■ **What to do**
Reproduce all of the records exactly.

Data records:
** Start **

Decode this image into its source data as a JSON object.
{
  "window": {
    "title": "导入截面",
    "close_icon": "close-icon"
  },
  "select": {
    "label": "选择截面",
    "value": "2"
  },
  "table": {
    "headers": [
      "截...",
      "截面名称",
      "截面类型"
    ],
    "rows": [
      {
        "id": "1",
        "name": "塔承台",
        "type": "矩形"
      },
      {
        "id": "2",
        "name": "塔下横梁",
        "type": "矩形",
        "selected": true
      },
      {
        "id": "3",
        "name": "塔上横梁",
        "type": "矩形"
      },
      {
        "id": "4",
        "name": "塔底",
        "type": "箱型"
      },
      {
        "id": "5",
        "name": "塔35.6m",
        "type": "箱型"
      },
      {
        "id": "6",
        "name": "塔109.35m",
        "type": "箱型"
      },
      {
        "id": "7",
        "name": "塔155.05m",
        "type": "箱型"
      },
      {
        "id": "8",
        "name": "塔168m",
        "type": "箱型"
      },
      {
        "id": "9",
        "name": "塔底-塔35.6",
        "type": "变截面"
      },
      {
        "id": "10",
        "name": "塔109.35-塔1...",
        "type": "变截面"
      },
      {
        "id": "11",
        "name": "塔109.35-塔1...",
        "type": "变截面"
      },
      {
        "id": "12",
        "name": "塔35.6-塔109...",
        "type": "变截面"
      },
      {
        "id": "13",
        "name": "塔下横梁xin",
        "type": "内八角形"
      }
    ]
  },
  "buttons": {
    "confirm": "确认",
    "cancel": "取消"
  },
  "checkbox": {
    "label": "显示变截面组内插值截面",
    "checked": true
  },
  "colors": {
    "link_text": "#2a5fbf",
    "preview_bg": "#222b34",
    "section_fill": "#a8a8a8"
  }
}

** End **

■ **Answer for the task**
Decode this image into its source data as a JSON object.
{
  "window": {
    "title": "导入截面",
    "close_icon": "close-icon"
  },
  "select": {
    "label": "选择截面",
    "value": "2"
  },
  "table": {
    "headers": [
      "截...",
      "截面名称",
      "截面类型"
    ],
    "rows": [
      {
        "id": "1",
        "name": "塔承台",
        "type": "矩形"
      },
      {
        "id": "2",
        "name": "塔下横梁",
        "type": "矩形",
        "selected": true
      },
      {
        "id": "3",
        "name": "塔上横梁",
        "type": "矩形"
      },
      {
        "id": "4",
        "name": "塔底",
        "type": "箱型"
      },
      {
        "id": "5",
        "name": "塔35.6m",
        "type": "箱型"
      },
      {
        "id": "6",
        "name": "塔109.35m",
        "type": "箱型"
      },
      {
        "id": "7",
        "name": "塔155.05m",
        "type": "箱型"
      },
      {
        "id": "8",
        "name": "塔168m",
        "type": "箱型"
      },
      {
        "id": "9",
        "name": "塔底-塔35.6",
        "type": "变截面"
      },
      {
        "id": "10",
        "name": "塔109.35-塔1...",
        "type": "变截面"
      },
      {
        "id": "11",
        "name": "塔109.35-塔1...",
        "type": "变截面"
      },
      {
        "id": "12",
        "name": "塔35.6-塔109...",
        "type": "变截面"
      },
      {
        "id": "13",
        "name": "塔下横梁xin",
        "type": "内八角形"
      }
    ]
  },
  "buttons": {
    "confirm": "确认",
    "cancel": "取消"
  },
  "checkbox": {
    "label": "显示变截面组内插值截面",
    "checked": true
  },
  "colors": {
    "link_text": "#2a5fbf",
    "preview_bg": "#222b34",
    "section_fill": "#a8a8a8"
  }
}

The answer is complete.